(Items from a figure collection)
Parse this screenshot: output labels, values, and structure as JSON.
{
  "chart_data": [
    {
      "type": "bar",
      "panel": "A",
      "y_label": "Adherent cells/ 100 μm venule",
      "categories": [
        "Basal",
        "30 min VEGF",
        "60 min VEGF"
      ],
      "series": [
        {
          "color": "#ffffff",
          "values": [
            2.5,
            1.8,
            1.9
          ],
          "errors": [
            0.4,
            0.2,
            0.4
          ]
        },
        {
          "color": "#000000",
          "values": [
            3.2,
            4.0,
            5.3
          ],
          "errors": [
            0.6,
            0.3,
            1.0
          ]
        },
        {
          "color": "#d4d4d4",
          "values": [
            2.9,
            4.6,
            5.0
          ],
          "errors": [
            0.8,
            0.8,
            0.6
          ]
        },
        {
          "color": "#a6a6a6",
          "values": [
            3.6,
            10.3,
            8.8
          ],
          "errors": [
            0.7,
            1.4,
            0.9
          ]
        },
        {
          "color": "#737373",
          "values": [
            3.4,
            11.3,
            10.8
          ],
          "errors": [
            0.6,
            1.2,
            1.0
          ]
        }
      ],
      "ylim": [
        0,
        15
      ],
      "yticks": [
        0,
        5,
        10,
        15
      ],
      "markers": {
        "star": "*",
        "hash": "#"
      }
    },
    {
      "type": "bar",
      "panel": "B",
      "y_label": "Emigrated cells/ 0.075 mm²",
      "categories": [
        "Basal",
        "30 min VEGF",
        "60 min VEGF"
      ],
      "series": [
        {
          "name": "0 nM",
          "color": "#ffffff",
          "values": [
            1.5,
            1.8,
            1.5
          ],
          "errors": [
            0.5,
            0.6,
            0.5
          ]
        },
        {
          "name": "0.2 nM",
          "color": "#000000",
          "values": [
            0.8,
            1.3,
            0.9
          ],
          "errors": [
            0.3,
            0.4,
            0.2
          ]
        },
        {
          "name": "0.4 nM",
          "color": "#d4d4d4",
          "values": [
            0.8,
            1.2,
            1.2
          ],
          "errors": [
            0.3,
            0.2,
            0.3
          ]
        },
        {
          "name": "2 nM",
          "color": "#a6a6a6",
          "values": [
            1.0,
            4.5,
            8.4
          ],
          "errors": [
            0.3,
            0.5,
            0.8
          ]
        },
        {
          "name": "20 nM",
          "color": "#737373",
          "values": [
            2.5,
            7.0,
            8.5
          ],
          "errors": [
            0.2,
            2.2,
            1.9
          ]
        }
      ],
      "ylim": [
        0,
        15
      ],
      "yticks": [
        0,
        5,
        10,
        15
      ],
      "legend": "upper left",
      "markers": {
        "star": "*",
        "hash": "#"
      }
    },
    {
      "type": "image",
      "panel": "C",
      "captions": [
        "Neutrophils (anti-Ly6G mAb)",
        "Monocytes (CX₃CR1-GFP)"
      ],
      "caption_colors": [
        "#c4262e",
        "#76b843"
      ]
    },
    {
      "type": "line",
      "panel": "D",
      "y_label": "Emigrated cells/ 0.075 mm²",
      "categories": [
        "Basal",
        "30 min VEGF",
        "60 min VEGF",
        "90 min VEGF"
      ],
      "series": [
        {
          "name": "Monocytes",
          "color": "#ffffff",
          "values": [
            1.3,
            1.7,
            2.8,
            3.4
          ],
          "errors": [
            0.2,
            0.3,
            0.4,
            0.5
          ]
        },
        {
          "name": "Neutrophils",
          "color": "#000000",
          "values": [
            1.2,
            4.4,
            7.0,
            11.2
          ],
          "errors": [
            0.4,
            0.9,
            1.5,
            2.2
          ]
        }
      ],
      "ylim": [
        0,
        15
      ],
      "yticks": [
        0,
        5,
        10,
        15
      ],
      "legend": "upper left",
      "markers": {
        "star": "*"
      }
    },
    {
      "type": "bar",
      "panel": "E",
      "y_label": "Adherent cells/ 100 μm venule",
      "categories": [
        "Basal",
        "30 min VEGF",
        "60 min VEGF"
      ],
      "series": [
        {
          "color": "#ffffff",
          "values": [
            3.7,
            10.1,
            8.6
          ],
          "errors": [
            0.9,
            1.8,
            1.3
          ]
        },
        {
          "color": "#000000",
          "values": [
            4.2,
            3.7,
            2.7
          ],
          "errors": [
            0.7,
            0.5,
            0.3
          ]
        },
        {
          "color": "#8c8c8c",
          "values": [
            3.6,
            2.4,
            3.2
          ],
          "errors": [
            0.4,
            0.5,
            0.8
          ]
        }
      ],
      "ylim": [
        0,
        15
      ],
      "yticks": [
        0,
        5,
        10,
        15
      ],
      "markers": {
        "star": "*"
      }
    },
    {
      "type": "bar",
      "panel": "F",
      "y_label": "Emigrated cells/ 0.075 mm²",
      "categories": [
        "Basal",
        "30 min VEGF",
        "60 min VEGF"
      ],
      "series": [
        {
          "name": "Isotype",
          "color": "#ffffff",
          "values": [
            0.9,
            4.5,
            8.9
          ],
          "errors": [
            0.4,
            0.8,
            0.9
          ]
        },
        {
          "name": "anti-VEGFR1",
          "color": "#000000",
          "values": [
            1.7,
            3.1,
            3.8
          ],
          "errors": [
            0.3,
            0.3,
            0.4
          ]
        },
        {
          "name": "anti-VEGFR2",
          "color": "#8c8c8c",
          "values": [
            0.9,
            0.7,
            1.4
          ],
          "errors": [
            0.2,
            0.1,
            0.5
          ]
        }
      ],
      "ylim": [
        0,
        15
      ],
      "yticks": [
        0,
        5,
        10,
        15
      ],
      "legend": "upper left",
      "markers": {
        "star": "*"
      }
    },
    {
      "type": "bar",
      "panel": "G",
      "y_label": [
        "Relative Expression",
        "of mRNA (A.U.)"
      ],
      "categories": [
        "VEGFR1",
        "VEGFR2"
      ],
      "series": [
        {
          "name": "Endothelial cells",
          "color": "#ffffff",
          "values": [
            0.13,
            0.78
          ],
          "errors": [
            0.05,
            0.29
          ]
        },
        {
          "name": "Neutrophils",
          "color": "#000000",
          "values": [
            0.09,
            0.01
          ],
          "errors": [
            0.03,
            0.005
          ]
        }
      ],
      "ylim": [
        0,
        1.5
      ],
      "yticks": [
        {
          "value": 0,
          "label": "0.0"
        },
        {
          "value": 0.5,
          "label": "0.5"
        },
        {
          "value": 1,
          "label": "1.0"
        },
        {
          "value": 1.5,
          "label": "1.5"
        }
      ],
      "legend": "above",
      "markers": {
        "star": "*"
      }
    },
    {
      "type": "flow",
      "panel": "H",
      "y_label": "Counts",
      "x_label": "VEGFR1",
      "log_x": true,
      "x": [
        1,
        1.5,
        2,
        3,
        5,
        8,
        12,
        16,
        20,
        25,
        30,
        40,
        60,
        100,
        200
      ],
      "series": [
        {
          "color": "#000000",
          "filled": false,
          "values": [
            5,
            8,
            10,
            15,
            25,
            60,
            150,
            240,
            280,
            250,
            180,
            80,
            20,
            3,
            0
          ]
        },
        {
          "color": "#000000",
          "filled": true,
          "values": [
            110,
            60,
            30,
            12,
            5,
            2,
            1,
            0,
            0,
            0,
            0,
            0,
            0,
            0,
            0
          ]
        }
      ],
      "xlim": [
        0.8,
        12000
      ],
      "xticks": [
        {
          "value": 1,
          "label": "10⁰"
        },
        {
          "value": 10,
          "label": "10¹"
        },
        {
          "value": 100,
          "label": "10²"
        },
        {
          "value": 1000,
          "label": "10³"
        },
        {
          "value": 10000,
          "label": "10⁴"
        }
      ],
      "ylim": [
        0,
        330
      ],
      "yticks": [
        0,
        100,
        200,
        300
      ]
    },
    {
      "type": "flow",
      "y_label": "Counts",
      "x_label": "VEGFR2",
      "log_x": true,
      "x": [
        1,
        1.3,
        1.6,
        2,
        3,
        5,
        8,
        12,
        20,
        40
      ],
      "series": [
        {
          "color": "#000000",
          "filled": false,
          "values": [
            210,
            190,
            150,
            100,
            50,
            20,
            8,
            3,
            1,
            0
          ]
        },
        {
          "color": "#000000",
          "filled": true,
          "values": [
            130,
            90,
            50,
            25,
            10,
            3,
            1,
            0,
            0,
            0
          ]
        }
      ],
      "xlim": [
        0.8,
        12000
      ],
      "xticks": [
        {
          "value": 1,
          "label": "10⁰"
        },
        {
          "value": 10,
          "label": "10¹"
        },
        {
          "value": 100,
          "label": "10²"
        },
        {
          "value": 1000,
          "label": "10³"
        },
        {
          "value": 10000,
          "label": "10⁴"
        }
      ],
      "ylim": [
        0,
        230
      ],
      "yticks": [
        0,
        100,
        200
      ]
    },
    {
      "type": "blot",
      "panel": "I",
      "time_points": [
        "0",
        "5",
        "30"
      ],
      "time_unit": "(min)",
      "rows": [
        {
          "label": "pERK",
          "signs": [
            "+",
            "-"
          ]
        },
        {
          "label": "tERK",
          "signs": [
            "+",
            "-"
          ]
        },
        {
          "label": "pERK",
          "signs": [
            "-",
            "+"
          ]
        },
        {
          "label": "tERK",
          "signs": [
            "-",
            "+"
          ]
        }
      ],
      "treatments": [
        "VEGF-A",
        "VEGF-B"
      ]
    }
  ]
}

§ **Assignment**
In the lines above, find the word "Monocytes" and copy every line it occurs in.

§ **Answer below**
        "Monocytes (CX₃CR1-GFP)"
          "name": "Monocytes",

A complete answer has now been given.